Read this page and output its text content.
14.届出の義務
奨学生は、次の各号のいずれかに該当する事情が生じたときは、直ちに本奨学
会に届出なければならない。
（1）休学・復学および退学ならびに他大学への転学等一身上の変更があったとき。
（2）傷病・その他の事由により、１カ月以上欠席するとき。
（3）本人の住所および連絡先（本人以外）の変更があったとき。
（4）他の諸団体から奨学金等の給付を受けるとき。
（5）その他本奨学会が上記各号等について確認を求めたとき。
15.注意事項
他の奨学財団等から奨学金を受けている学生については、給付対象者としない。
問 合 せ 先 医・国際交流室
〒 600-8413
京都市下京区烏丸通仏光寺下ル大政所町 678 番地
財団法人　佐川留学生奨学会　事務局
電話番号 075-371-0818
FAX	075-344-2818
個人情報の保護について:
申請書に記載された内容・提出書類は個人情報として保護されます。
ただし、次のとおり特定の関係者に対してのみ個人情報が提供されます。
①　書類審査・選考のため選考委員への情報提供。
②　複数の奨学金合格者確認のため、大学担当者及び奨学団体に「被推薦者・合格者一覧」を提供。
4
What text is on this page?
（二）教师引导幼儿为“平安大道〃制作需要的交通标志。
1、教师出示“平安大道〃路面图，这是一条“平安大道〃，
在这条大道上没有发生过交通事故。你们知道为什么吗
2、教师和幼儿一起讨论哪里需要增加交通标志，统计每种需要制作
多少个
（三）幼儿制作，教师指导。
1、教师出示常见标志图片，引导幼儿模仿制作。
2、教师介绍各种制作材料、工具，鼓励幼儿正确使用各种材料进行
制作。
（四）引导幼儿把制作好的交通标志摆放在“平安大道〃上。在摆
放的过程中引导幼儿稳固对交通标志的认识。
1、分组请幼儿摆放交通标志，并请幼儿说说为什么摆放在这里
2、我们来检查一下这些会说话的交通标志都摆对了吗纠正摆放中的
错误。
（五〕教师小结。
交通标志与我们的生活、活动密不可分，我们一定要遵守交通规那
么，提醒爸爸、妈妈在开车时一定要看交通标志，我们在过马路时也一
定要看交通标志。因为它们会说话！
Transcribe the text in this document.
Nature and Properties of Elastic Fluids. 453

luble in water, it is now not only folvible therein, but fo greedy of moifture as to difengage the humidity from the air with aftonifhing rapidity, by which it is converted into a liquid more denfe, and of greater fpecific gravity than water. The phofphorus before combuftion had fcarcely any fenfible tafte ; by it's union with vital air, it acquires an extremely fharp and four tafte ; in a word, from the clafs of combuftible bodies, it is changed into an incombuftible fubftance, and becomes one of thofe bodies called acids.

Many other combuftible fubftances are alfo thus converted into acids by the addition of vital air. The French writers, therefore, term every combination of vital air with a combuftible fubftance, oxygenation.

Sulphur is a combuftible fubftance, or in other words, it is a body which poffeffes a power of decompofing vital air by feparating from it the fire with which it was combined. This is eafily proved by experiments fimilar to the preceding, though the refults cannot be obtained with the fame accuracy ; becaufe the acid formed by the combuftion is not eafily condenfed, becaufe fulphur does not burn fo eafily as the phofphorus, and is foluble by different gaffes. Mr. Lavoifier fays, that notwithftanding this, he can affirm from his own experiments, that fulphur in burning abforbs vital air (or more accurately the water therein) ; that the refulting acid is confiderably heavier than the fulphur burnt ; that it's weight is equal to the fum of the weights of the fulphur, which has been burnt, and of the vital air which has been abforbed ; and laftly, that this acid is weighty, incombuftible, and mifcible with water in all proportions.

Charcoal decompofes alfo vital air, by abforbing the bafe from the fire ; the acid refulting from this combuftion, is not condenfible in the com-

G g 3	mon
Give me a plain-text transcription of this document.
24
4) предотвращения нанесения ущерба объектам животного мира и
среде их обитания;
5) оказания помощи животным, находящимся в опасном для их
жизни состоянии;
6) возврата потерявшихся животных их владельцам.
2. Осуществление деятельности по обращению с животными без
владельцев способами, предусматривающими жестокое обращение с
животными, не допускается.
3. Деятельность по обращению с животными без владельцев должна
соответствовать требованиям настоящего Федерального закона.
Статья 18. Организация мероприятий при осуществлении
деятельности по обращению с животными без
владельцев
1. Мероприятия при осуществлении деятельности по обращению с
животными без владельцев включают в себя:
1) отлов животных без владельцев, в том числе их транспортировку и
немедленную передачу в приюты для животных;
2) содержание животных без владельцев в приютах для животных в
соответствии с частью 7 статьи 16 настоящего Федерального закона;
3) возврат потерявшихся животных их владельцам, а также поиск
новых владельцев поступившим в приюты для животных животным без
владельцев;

● **TASK OBJECTIVE**
Write out the material exactly as given.

● **TASK RESPONSE**
Read this page and output its text content.
14.届出の義務
奨学生は、次の各号のいずれかに該当する事情が生じたときは、直ちに本奨学
会に届出なければならない。
（1）休学・復学および退学ならびに他大学への転学等一身上の変更があったとき。
（2）傷病・その他の事由により、１カ月以上欠席するとき。
（3）本人の住所および連絡先（本人以外）の変更があったとき。
（4）他の諸団体から奨学金等の給付を受けるとき。
（5）その他本奨学会が上記各号等について確認を求めたとき。
15.注意事項
他の奨学財団等から奨学金を受けている学生については、給付対象者としない。
問 合 せ 先 医・国際交流室
〒 600-8413
京都市下京区烏丸通仏光寺下ル大政所町 678 番地
財団法人　佐川留学生奨学会　事務局
電話番号 075-371-0818
FAX	075-344-2818
個人情報の保護について:
申請書に記載された内容・提出書類は個人情報として保護されます。
ただし、次のとおり特定の関係者に対してのみ個人情報が提供されます。
①　書類審査・選考のため選考委員への情報提供。
②　複数の奨学金合格者確認のため、大学担当者及び奨学団体に「被推薦者・合格者一覧」を提供。
4
What text is on this page?
（二）教师引导幼儿为“平安大道〃制作需要的交通标志。
1、教师出示“平安大道〃路面图，这是一条“平安大道〃，
在这条大道上没有发生过交通事故。你们知道为什么吗
2、教师和幼儿一起讨论哪里需要增加交通标志，统计每种需要制作
多少个
（三）幼儿制作，教师指导。
1、教师出示常见标志图片，引导幼儿模仿制作。
2、教师介绍各种制作材料、工具，鼓励幼儿正确使用各种材料进行
制作。
（四）引导幼儿把制作好的交通标志摆放在“平安大道〃上。在摆
放的过程中引导幼儿稳固对交通标志的认识。
1、分组请幼儿摆放交通标志，并请幼儿说说为什么摆放在这里
2、我们来检查一下这些会说话的交通标志都摆对了吗纠正摆放中的
错误。
（五〕教师小结。
交通标志与我们的生活、活动密不可分，我们一定要遵守交通规那
么，提醒爸爸、妈妈在开车时一定要看交通标志，我们在过马路时也一
定要看交通标志。因为它们会说话！
Transcribe the text in this document.
Nature and Properties of Elastic Fluids. 453

luble in water, it is now not only folvible therein, but fo greedy of moifture as to difengage the humidity from the air with aftonifhing rapidity, by which it is converted into a liquid more denfe, and of greater fpecific gravity than water. The phofphorus before combuftion had fcarcely any fenfible tafte ; by it's union with vital air, it acquires an extremely fharp and four tafte ; in a word, from the clafs of combuftible bodies, it is changed into an incombuftible fubftance, and becomes one of thofe bodies called acids.

Many other combuftible fubftances are alfo thus converted into acids by the addition of vital air. The French writers, therefore, term every combination of vital air with a combuftible fubftance, oxygenation.

Sulphur is a combuftible fubftance, or in other words, it is a body which poffeffes a power of decompofing vital air by feparating from it the fire with which it was combined. This is eafily proved by experiments fimilar to the preceding, though the refults cannot be obtained with the fame accuracy ; becaufe the acid formed by the combuftion is not eafily condenfed, becaufe fulphur does not burn fo eafily as the phofphorus, and is foluble by different gaffes. Mr. Lavoifier fays, that notwithftanding this, he can affirm from his own experiments, that fulphur in burning abforbs vital air (or more accurately the water therein) ; that the refulting acid is confiderably heavier than the fulphur burnt ; that it's weight is equal to the fum of the weights of the fulphur, which has been burnt, and of the vital air which has been abforbed ; and laftly, that this acid is weighty, incombuftible, and mifcible with water in all proportions.

Charcoal decompofes alfo vital air, by abforbing the bafe from the fire ; the acid refulting from this combuftion, is not condenfible in the com-

G g 3	mon
Give me a plain-text transcription of this document.
24
4) предотвращения нанесения ущерба объектам животного мира и
среде их обитания;
5) оказания помощи животным, находящимся в опасном для их
жизни состоянии;
6) возврата потерявшихся животных их владельцам.
2. Осуществление деятельности по обращению с животными без
владельцев способами, предусматривающими жестокое обращение с
животными, не допускается.
3. Деятельность по обращению с животными без владельцев должна
соответствовать требованиям настоящего Федерального закона.
Статья 18. Организация мероприятий при осуществлении
деятельности по обращению с животными без
владельцев
1. Мероприятия при осуществлении деятельности по обращению с
животными без владельцев включают в себя:
1) отлов животных без владельцев, в том числе их транспортировку и
немедленную передачу в приюты для животных;
2) содержание животных без владельцев в приютах для животных в
соответствии с частью 7 статьи 16 настоящего Федерального закона;
3) возврат потерявшихся животных их владельцам, а также поиск
новых владельцев поступившим в приюты для животных животным без
владельцев;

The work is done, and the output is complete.